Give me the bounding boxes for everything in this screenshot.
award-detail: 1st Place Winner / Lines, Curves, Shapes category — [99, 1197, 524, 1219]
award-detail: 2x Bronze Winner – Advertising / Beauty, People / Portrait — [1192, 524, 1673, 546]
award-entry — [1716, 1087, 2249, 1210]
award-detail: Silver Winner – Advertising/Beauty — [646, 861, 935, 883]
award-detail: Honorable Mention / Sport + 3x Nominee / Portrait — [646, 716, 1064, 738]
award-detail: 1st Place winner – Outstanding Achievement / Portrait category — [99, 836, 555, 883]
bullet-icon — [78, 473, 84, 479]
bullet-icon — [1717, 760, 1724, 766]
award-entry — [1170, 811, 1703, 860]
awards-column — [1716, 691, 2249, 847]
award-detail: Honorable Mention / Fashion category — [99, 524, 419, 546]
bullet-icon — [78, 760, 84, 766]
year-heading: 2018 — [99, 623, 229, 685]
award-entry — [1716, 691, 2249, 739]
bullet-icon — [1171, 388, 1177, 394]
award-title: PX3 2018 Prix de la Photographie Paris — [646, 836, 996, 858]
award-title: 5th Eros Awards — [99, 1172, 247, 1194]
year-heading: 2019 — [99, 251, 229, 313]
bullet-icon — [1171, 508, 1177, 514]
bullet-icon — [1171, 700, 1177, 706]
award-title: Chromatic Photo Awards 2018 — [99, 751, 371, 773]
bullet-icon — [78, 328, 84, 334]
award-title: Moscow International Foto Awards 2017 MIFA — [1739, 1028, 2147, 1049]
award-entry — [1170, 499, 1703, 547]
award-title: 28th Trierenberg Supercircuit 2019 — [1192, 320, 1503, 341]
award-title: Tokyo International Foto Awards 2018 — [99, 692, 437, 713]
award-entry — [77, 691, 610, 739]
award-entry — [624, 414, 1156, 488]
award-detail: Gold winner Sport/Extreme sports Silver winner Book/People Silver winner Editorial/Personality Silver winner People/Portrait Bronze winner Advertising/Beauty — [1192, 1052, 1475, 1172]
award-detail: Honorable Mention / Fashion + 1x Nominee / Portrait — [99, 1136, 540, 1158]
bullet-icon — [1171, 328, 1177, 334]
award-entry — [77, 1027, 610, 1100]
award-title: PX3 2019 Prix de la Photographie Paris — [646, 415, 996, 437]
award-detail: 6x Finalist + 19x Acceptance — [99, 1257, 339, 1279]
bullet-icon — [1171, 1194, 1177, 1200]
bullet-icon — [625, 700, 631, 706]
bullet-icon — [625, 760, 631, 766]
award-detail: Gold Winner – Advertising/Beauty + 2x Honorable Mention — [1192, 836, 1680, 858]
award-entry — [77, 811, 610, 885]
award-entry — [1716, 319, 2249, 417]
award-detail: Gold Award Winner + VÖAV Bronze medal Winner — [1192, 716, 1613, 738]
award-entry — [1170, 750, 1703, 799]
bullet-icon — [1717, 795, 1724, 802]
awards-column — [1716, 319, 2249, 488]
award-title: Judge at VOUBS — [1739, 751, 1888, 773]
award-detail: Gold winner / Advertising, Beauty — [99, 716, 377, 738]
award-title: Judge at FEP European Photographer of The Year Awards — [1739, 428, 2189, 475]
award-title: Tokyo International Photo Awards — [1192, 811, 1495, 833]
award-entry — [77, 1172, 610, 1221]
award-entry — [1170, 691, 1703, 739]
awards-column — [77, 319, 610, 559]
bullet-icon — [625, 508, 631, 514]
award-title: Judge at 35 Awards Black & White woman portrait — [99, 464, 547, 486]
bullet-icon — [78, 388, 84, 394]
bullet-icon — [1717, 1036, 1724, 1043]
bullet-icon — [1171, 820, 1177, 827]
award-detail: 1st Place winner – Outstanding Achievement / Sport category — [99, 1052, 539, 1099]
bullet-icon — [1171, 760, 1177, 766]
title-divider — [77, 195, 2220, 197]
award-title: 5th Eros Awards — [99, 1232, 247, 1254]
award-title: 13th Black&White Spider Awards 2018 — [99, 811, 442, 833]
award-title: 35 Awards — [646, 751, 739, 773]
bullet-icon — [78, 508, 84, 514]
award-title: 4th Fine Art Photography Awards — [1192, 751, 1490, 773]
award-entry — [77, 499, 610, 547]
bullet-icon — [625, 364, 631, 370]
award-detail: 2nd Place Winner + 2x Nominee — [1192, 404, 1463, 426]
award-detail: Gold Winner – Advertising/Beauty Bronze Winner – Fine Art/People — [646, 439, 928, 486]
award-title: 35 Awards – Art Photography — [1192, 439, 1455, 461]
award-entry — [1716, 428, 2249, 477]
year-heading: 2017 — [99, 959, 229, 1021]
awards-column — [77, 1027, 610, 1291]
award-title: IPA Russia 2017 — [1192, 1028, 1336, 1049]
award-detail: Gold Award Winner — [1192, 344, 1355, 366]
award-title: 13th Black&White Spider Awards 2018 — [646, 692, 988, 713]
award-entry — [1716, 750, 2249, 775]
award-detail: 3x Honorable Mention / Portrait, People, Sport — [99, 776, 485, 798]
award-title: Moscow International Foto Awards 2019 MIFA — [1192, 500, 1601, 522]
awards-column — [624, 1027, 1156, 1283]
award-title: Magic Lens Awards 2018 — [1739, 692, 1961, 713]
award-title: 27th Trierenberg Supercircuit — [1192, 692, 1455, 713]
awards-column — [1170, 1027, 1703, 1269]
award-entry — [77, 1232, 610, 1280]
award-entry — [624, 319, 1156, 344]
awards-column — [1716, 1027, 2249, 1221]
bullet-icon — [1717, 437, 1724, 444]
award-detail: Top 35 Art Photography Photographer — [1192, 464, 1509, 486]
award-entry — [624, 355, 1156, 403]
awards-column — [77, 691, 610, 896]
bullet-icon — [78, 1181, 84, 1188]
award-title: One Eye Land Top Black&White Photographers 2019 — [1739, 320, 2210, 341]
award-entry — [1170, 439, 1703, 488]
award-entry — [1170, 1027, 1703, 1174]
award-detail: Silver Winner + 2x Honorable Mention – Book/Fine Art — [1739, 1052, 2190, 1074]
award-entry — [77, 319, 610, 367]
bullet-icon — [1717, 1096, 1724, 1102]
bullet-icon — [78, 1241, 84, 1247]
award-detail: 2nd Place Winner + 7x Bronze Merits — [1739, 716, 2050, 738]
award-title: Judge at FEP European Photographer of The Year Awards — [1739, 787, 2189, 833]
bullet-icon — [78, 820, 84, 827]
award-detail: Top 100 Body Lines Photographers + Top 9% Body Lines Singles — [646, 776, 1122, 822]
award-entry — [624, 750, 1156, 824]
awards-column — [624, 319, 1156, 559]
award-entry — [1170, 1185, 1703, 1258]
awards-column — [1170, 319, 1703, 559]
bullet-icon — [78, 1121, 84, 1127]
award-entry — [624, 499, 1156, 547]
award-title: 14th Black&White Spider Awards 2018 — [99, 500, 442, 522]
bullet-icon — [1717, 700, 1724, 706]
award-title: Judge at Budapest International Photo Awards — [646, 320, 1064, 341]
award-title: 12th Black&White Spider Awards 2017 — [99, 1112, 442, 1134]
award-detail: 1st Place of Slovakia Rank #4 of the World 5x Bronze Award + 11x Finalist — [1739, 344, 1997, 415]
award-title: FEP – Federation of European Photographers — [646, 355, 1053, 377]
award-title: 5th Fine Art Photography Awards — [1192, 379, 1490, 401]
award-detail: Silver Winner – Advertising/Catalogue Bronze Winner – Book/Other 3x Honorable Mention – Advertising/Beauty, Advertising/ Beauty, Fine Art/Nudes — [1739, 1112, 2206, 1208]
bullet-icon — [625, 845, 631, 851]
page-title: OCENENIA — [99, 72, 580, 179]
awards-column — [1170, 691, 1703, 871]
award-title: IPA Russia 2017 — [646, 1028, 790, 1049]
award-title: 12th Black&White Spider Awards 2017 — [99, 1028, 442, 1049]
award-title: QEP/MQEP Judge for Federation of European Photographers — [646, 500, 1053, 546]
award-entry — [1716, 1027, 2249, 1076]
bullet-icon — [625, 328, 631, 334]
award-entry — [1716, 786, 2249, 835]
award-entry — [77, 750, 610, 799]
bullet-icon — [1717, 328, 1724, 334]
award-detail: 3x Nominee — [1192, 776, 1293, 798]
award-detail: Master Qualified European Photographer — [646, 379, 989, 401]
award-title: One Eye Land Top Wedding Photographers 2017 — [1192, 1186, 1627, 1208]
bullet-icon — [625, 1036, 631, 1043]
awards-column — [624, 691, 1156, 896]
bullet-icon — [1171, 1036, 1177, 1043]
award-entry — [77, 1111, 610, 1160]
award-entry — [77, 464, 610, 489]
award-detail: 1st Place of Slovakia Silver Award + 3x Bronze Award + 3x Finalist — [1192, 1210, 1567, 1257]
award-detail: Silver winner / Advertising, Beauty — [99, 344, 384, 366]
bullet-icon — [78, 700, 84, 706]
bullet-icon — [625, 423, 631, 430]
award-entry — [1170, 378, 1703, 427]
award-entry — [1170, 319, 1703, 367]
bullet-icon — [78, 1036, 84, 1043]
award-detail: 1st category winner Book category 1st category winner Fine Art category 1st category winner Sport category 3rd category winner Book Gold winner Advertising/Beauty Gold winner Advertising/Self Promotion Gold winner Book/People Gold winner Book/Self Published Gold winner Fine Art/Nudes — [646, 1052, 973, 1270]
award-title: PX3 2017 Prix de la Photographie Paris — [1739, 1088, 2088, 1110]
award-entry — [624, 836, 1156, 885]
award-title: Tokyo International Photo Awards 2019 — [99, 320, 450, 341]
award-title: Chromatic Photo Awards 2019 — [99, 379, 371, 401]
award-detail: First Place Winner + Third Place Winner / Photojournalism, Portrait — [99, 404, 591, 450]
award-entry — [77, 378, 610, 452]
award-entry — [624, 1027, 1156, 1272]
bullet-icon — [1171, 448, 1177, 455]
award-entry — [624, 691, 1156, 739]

Task objective: Output the lines from the first one through the line holding "bullet-icon — [1171, 1194, 1177, 1200]", inclusive, as a Markdown table with a Row column giving each line's number and a Line column giving the line. Leave out any blank lines.

Solution to the exercise:
| Row | Line |
|---|---|
| 1 | Give me the bounding boxes for everything in this screenshot. |
| 2 | award-detail: 1st Place Winner / Lines, Curves, Shapes category — [99, 1197, 524, 1219] |
| 3 | award-detail: 2x Bronze Winner – Advertising / Beauty, People / Portrait — [1192, 524, 1673, 546] |
| 4 | award-entry — [1716, 1087, 2249, 1210] |
| 5 | award-detail: Silver Winner – Advertising/Beauty — [646, 861, 935, 883] |
| 6 | award-detail: Honorable Mention / Sport + 3x Nominee / Portrait — [646, 716, 1064, 738] |
| 7 | award-detail: 1st Place winner – Outstanding Achievement / Portrait category — [99, 836, 555, 883] |
| 8 | bullet-icon — [78, 473, 84, 479] |
| 9 | bullet-icon — [1717, 760, 1724, 766] |
| 10 | award-entry — [1170, 811, 1703, 860] |
| 11 | awards-column — [1716, 691, 2249, 847] |
| 12 | award-detail: Honorable Mention / Fashion category — [99, 524, 419, 546] |
| 13 | bullet-icon — [78, 760, 84, 766] |
| 14 | year-heading: 2018 — [99, 623, 229, 685] |
| 15 | award-entry — [1716, 691, 2249, 739] |
| 16 | bullet-icon — [1171, 388, 1177, 394] |
| 17 | award-title: PX3 2018 Prix de la Photographie Paris — [646, 836, 996, 858] |
| 18 | award-title: 5th Eros Awards — [99, 1172, 247, 1194] |
| 19 | year-heading: 2019 — [99, 251, 229, 313] |
| 20 | bullet-icon — [1171, 508, 1177, 514] |
| 21 | bullet-icon — [1171, 700, 1177, 706] |
| 22 | award-title: Chromatic Photo Awards 2018 — [99, 751, 371, 773] |
| 23 | bullet-icon — [78, 328, 84, 334] |
| 24 | award-title: Moscow International Foto Awards 2017 MIFA — [1739, 1028, 2147, 1049] |
| 25 | award-entry — [1170, 499, 1703, 547] |
| 26 | award-title: 28th Trierenberg Supercircuit 2019 — [1192, 320, 1503, 341] |
| 27 | award-title: Tokyo International Foto Awards 2018 — [99, 692, 437, 713] |
| 28 | award-entry — [77, 691, 610, 739] |
| 29 | award-entry — [624, 414, 1156, 488] |
| 30 | award-detail: Gold winner Sport/Extreme sports Silver winner Book/People Silver winner Editorial/Personality Silver winner People/Portrait Bronze winner Advertising/Beauty — [1192, 1052, 1475, 1172] |
| 31 | award-detail: Honorable Mention / Fashion + 1x Nominee / Portrait — [99, 1136, 540, 1158] |
| 32 | bullet-icon — [1171, 328, 1177, 334] |
| 33 | award-entry — [77, 1027, 610, 1100] |
| 34 | award-title: PX3 2019 Prix de la Photographie Paris — [646, 415, 996, 437] |
| 35 | award-detail: 6x Finalist + 19x Acceptance — [99, 1257, 339, 1279] |
| 36 | bullet-icon — [1171, 1194, 1177, 1200] |